→ **WORK REQUIRED**:
Reproduce all the entries precisely.

→ **RECORD SET**:
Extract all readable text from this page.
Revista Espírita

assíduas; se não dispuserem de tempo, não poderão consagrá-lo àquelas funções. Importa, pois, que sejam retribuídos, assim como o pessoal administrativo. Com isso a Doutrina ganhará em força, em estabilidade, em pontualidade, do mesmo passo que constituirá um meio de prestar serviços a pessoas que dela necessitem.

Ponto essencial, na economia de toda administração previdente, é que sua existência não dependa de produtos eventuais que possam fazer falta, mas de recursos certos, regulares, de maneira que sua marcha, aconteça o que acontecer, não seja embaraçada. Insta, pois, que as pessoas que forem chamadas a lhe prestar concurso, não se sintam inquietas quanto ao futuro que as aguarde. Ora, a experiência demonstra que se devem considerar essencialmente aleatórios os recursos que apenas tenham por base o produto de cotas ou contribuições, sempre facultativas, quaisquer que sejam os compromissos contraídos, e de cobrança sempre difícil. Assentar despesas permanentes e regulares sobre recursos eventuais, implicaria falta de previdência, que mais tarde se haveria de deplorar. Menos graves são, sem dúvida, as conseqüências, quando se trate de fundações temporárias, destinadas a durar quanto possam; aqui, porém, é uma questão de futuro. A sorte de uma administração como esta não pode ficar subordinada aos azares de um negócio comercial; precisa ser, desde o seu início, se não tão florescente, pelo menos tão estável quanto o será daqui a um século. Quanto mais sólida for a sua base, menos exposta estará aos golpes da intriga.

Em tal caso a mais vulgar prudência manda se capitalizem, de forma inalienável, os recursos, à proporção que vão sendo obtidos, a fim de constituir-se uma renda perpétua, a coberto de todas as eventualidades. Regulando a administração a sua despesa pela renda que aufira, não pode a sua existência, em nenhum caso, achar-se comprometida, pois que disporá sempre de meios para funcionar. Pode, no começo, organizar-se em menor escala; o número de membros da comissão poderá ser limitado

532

→ **TASK RESULT**:
Extract all readable text from this page.
Revista Espírita

assíduas; se não dispuserem de tempo, não poderão consagrá-lo àquelas funções. Importa, pois, que sejam retribuídos, assim como o pessoal administrativo. Com isso a Doutrina ganhará em força, em estabilidade, em pontualidade, do mesmo passo que constituirá um meio de prestar serviços a pessoas que dela necessitem.

Ponto essencial, na economia de toda administração previdente, é que sua existência não dependa de produtos eventuais que possam fazer falta, mas de recursos certos, regulares, de maneira que sua marcha, aconteça o que acontecer, não seja embaraçada. Insta, pois, que as pessoas que forem chamadas a lhe prestar concurso, não se sintam inquietas quanto ao futuro que as aguarde. Ora, a experiência demonstra que se devem considerar essencialmente aleatórios os recursos que apenas tenham por base o produto de cotas ou contribuições, sempre facultativas, quaisquer que sejam os compromissos contraídos, e de cobrança sempre difícil. Assentar despesas permanentes e regulares sobre recursos eventuais, implicaria falta de previdência, que mais tarde se haveria de deplorar. Menos graves são, sem dúvida, as conseqüências, quando se trate de fundações temporárias, destinadas a durar quanto possam; aqui, porém, é uma questão de futuro. A sorte de uma administração como esta não pode ficar subordinada aos azares de um negócio comercial; precisa ser, desde o seu início, se não tão florescente, pelo menos tão estável quanto o será daqui a um século. Quanto mais sólida for a sua base, menos exposta estará aos golpes da intriga.

Em tal caso a mais vulgar prudência manda se capitalizem, de forma inalienável, os recursos, à proporção que vão sendo obtidos, a fim de constituir-se uma renda perpétua, a coberto de todas as eventualidades. Regulando a administração a sua despesa pela renda que aufira, não pode a sua existência, em nenhum caso, achar-se comprometida, pois que disporá sempre de meios para funcionar. Pode, no começo, organizar-se em menor escala; o número de membros da comissão poderá ser limitado

532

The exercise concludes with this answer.